%%

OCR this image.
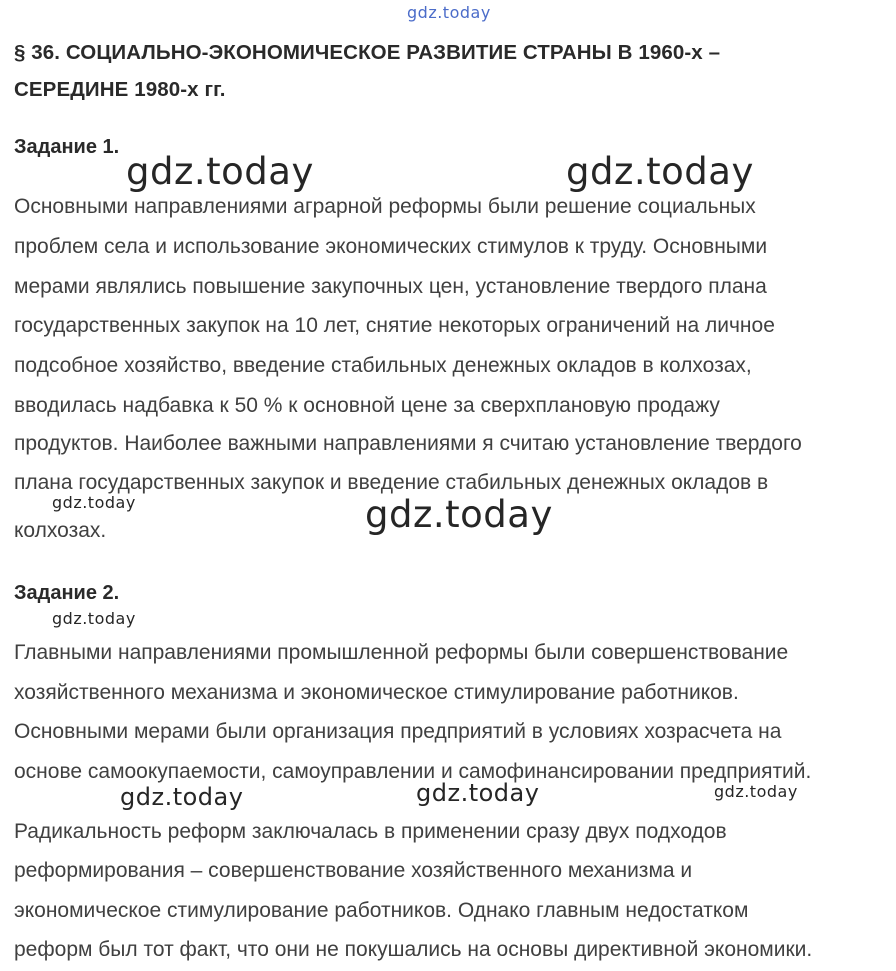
gdz.today
§ 36. СОЦИАЛЬНО-ЭКОНОМИЧЕСКОЕ РАЗВИТИЕ СТРАНЫ В 1960-х –
СЕРЕДИНЕ 1980-х гг.
Задание 1.
gdz.today	gdz.today
Основными направлениями аграрной реформы были решение социальных
проблем села и использование экономических стимулов к труду. Основными
мерами являлись повышение закупочных цен, установление твердого плана
государственных закупок на 10 лет, снятие некоторых ограничений на личное
подсобное хозяйство, введение стабильных денежных окладов в колхозах,
вводилась надбавка к 50 % к основной цене за сверхплановую продажу
продуктов. Наиболее важными направлениями я считаю установление твердого
плана государственных закупок и введение стабильных денежных окладов в
gdz.today	gdz.today
колхозах.
Задание 2.
gdz.today
Главными направлениями промышленной реформы были совершенствование
хозяйственного механизма и экономическое стимулирование работников.
Основными мерами были организация предприятий в условиях хозрасчета на
основе самоокупаемости, самоуправлении и самофинансировании предприятий.
gdz.today	gdz.today	gdz.today
Радикальность реформ заключалась в применении сразу двух подходов
реформирования – совершенствование хозяйственного механизма и
экономическое стимулирование работников. Однако главным недостатком
реформ был тот факт, что они не покушались на основы директивной экономики.
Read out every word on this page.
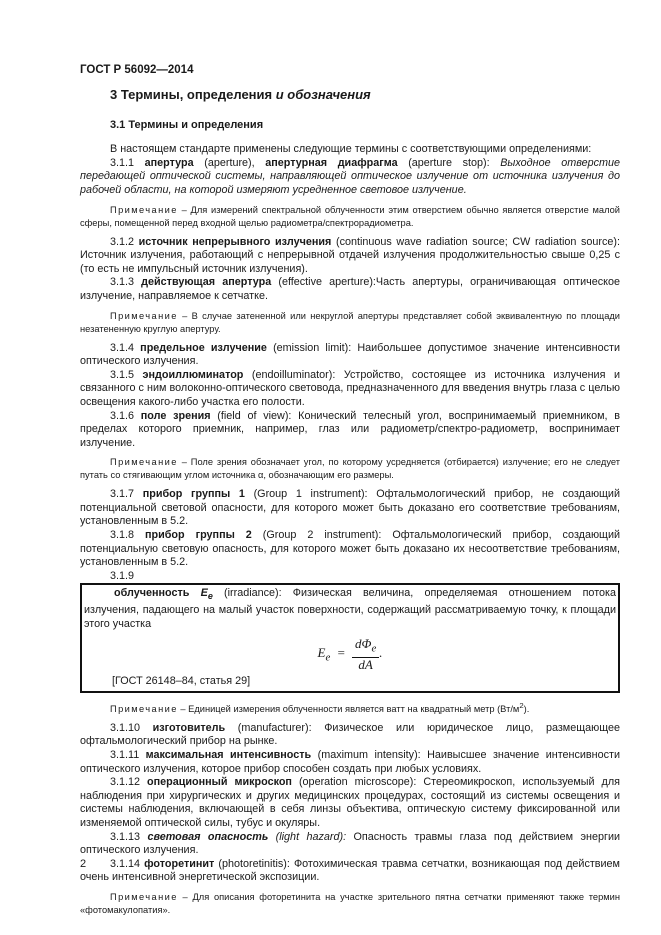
ГОСТ Р 56092—2014
3 Термины, определения и обозначения
3.1 Термины и определения

В настоящем стандарте применены следующие термины с соответствующими определениями:

3.1.1 апертура (aperture), апертурная диафрагма (aperture stop): Выходное отверстие передающей оптической системы, направляющей оптическое излучение от источника излучения до рабочей области, на которой измеряют усредненное световое излучение.

Примечание – Для измерений спектральной облученности этим отверстием обычно является отверстие малой сферы, помещенной перед входной щелью радиометра/спектрорадиометра.

3.1.2 источник непрерывного излучения (continuous wave radiation source; CW radiation source): Источник излучения, работающий с непрерывной отдачей излучения продолжительностью свыше 0,25 с (то есть не импульсный источник излучения).

3.1.3 действующая апертура (effective aperture):Часть апертуры, ограничивающая оптическое излучение, направляемое к сетчатке.

Примечание – В случае затененной или некруглой апертуры представляет собой эквивалентную по площади незатененную круглую апертуру.

3.1.4 предельное излучение (emission limit): Наибольшее допустимое значение интенсивности оптического излучения.

3.1.5 эндоиллюминатор (endoilluminator): Устройство, состоящее из источника излучения и связанного с ним волоконно-оптического световода, предназначенного для введения внутрь глаза с целью освещения какого-либо участка его полости.

3.1.6 поле зрения (field of view): Конический телесный угол, воспринимаемый приемником, в пределах которого приемник, например, глаз или радиометр/спектро-радиометр, воспринимает излучение.

Примечание – Поле зрения обозначает угол, по которому усредняется (отбирается) излучение; его не следует путать со стягивающим углом источника α, обозначающим его размеры.

3.1.7 прибор группы 1 (Group 1 instrument): Офтальмологический прибор, не создающий потенциальной световой опасности, для которого может быть доказано его соответствие требованиям, установленным в 5.2.

3.1.8 прибор группы 2 (Group 2 instrument): Офтальмологический прибор, создающий потенциальную световую опасность, для которого может быть доказано их несоответствие требованиям, установленным в 5.2.

3.1.9

облученность $E_e$ (irradiance): Физическая величина, определяемая отношением потока излучения, падающего на малый участок поверхности, содержащий рассматриваемую точку, к площади этого участка

$E_e = \frac{d\Phi_e}{dA}$ .

[ГОСТ 26148–84, статья 29]

Примечание – Единицей измерения облученности является ватт на квадратный метр $(Вт/м^2)$.

3.1.10 изготовитель (manufacturer): Физическое или юридическое лицо, размещающее офтальмологический прибор на рынке.

3.1.11 максимальная интенсивность (maximum intensity): Наивысшее значение интенсивности оптического излучения, которое прибор способен создать при любых условиях.

3.1.12 операционный микроскоп (operation microscope): Стереомикроскоп, используемый для наблюдения при хирургических и других медицинских процедурах, состоящий из системы освещения и системы наблюдения, включающей в себя линзы объектива, оптическую систему фиксированной или изменяемой оптической силы, тубус и окуляры.

3.1.13 световая опасность (light hazard): Опасность травмы глаза под действием энергии оптического излучения.

3.1.14 фоторетинит (photoretinitis): Фотохимическая травма сетчатки, возникающая под действием очень интенсивной энергетической экспозиции.

Примечание – Для описания фоторетинита на участке зрительного пятна сетчатки применяют также термин «фотомакулопатия».

2
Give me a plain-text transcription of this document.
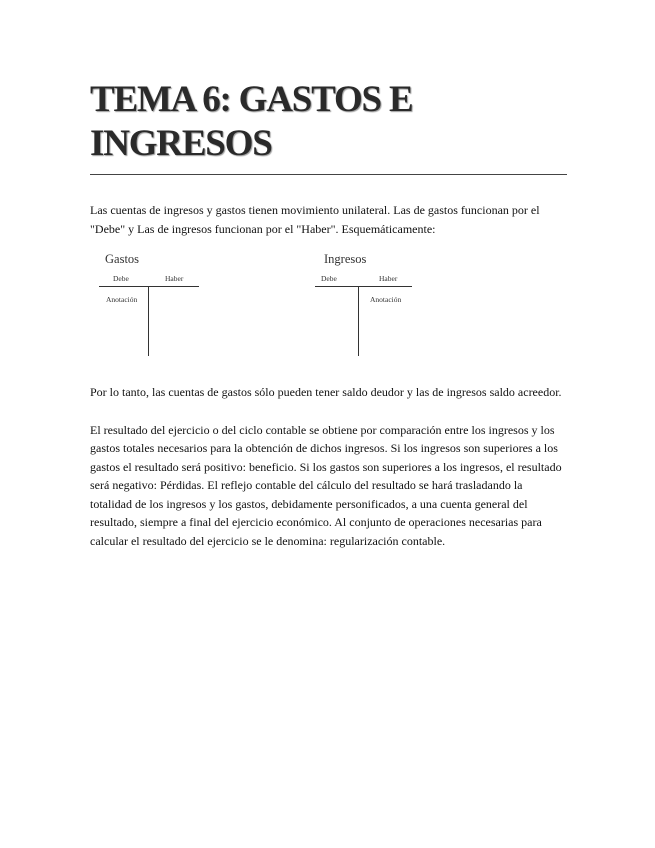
TEMA 6: GASTOS E INGRESOS

Las cuentas de ingresos y gastos tienen movimiento unilateral. Las de gastos funcionan por el "Debe" y Las de ingresos funcionan por el "Haber". Esquemáticamente:

Por lo tanto, las cuentas de gastos sólo pueden tener saldo deudor y las de ingresos saldo acreedor.

El resultado del ejercicio o del ciclo contable se obtiene por comparación entre los ingresos y los gastos totales necesarios para la obtención de dichos ingresos. Si los ingresos son superiores a los gastos el resultado será positivo: beneficio. Si los gastos son superiores a los ingresos, el resultado será negativo: Pérdidas. El reflejo contable del cálculo del resultado se hará trasladando la totalidad de los ingresos y los gastos, debidamente personificados, a una cuenta general del resultado, siempre a final del ejercicio económico. Al conjunto de operaciones necesarias para calcular el resultado del ejercicio se le denomina: regularización contable.

Gastos
Debe	Haber
Anotación
Ingresos
Debe	Haber
Anotación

%%

◆ **Job**
Without including the pictures, reproduce all entries exactly.

◆ **Completed task**
OCR this image.
gdz.today
§ 36. СОЦИАЛЬНО-ЭКОНОМИЧЕСКОЕ РАЗВИТИЕ СТРАНЫ В 1960-х –
СЕРЕДИНЕ 1980-х гг.
Задание 1.
gdz.today	gdz.today
Основными направлениями аграрной реформы были решение социальных
проблем села и использование экономических стимулов к труду. Основными
мерами являлись повышение закупочных цен, установление твердого плана
государственных закупок на 10 лет, снятие некоторых ограничений на личное
подсобное хозяйство, введение стабильных денежных окладов в колхозах,
вводилась надбавка к 50 % к основной цене за сверхплановую продажу
продуктов. Наиболее важными направлениями я считаю установление твердого
плана государственных закупок и введение стабильных денежных окладов в
gdz.today	gdz.today
колхозах.
Задание 2.
gdz.today
Главными направлениями промышленной реформы были совершенствование
хозяйственного механизма и экономическое стимулирование работников.
Основными мерами были организация предприятий в условиях хозрасчета на
основе самоокупаемости, самоуправлении и самофинансировании предприятий.
gdz.today	gdz.today	gdz.today
Радикальность реформ заключалась в применении сразу двух подходов
реформирования – совершенствование хозяйственного механизма и
экономическое стимулирование работников. Однако главным недостатком
реформ был тот факт, что они не покушались на основы директивной экономики.
Read out every word on this page.
ГОСТ Р 56092—2014
3 Термины, определения и обозначения
3.1 Термины и определения

В настоящем стандарте применены следующие термины с соответствующими определениями:

3.1.1 апертура (aperture), апертурная диафрагма (aperture stop): Выходное отверстие передающей оптической системы, направляющей оптическое излучение от источника излучения до рабочей области, на которой измеряют усредненное световое излучение.

Примечание – Для измерений спектральной облученности этим отверстием обычно является отверстие малой сферы, помещенной перед входной щелью радиометра/спектрорадиометра.

3.1.2 источник непрерывного излучения (continuous wave radiation source; CW radiation source): Источник излучения, работающий с непрерывной отдачей излучения продолжительностью свыше 0,25 с (то есть не импульсный источник излучения).

3.1.3 действующая апертура (effective aperture):Часть апертуры, ограничивающая оптическое излучение, направляемое к сетчатке.

Примечание – В случае затененной или некруглой апертуры представляет собой эквивалентную по площади незатененную круглую апертуру.

3.1.4 предельное излучение (emission limit): Наибольшее допустимое значение интенсивности оптического излучения.

3.1.5 эндоиллюминатор (endoilluminator): Устройство, состоящее из источника излучения и связанного с ним волоконно-оптического световода, предназначенного для введения внутрь глаза с целью освещения какого-либо участка его полости.

3.1.6 поле зрения (field of view): Конический телесный угол, воспринимаемый приемником, в пределах которого приемник, например, глаз или радиометр/спектро-радиометр, воспринимает излучение.

Примечание – Поле зрения обозначает угол, по которому усредняется (отбирается) излучение; его не следует путать со стягивающим углом источника α, обозначающим его размеры.

3.1.7 прибор группы 1 (Group 1 instrument): Офтальмологический прибор, не создающий потенциальной световой опасности, для которого может быть доказано его соответствие требованиям, установленным в 5.2.

3.1.8 прибор группы 2 (Group 2 instrument): Офтальмологический прибор, создающий потенциальную световую опасность, для которого может быть доказано их несоответствие требованиям, установленным в 5.2.

3.1.9

облученность $E_e$ (irradiance): Физическая величина, определяемая отношением потока излучения, падающего на малый участок поверхности, содержащий рассматриваемую точку, к площади этого участка

$E_e = \frac{d\Phi_e}{dA}$ .

[ГОСТ 26148–84, статья 29]

Примечание – Единицей измерения облученности является ватт на квадратный метр $(Вт/м^2)$.

3.1.10 изготовитель (manufacturer): Физическое или юридическое лицо, размещающее офтальмологический прибор на рынке.

3.1.11 максимальная интенсивность (maximum intensity): Наивысшее значение интенсивности оптического излучения, которое прибор способен создать при любых условиях.

3.1.12 операционный микроскоп (operation microscope): Стереомикроскоп, используемый для наблюдения при хирургических и других медицинских процедурах, состоящий из системы освещения и системы наблюдения, включающей в себя линзы объектива, оптическую систему фиксированной или изменяемой оптической силы, тубус и окуляры.

3.1.13 световая опасность (light hazard): Опасность травмы глаза под действием энергии оптического излучения.

3.1.14 фоторетинит (photoretinitis): Фотохимическая травма сетчатки, возникающая под действием очень интенсивной энергетической экспозиции.

Примечание – Для описания фоторетинита на участке зрительного пятна сетчатки применяют также термин «фотомакулопатия».

2
Give me a plain-text transcription of this document.
TEMA 6: GASTOS E INGRESOS

Las cuentas de ingresos y gastos tienen movimiento unilateral. Las de gastos funcionan por el "Debe" y Las de ingresos funcionan por el "Haber". Esquemáticamente:

Por lo tanto, las cuentas de gastos sólo pueden tener saldo deudor y las de ingresos saldo acreedor.

El resultado del ejercicio o del ciclo contable se obtiene por comparación entre los ingresos y los gastos totales necesarios para la obtención de dichos ingresos. Si los ingresos son superiores a los gastos el resultado será positivo: beneficio. Si los gastos son superiores a los ingresos, el resultado será negativo: Pérdidas. El reflejo contable del cálculo del resultado se hará trasladando la totalidad de los ingresos y los gastos, debidamente personificados, a una cuenta general del resultado, siempre a final del ejercicio económico. Al conjunto de operaciones necesarias para calcular el resultado del ejercicio se le denomina: regularización contable.

Gastos
Debe	Haber
Anotación
Ingresos
Debe	Haber
Anotación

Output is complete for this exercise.